* _Problem to solve_: Copy each line in the data that includes the word "shown".

START Exercise input

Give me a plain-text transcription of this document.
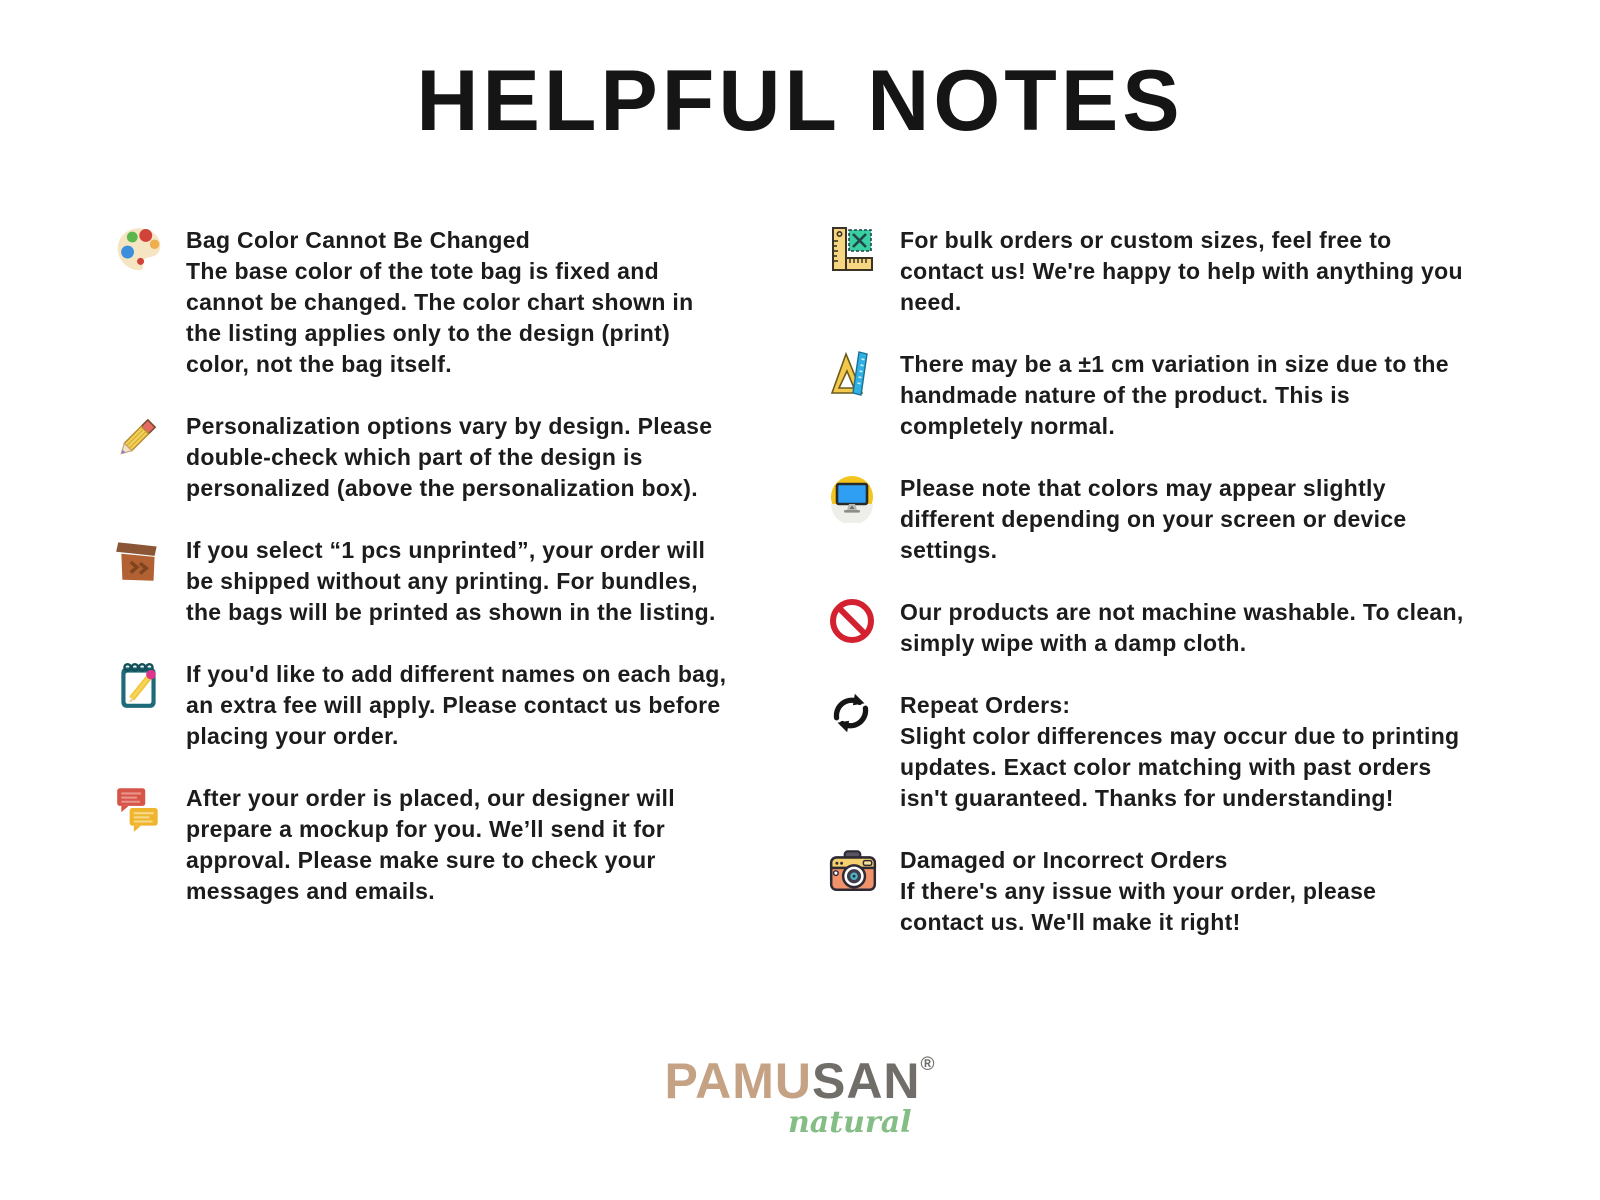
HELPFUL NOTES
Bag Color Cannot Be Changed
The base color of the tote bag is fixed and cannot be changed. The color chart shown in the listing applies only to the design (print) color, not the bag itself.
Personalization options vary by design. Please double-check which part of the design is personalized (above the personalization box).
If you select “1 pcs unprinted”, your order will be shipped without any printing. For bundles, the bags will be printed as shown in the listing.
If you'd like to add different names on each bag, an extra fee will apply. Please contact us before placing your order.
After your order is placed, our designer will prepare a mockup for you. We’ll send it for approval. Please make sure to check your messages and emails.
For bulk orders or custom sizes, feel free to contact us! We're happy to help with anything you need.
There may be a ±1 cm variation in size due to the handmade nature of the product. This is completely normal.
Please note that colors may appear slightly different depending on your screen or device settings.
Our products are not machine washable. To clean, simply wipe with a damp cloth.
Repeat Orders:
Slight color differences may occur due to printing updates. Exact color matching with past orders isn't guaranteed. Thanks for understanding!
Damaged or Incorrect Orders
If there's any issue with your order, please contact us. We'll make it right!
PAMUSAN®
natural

END Exercise input

* _Written response_:
The base color of the tote bag is fixed and cannot be changed. The color chart shown in the listing applies only to the design (print) color, not the bag itself.
If you select “1 pcs unprinted”, your order will be shipped without any printing. For bundles, the bags will be printed as shown in the listing.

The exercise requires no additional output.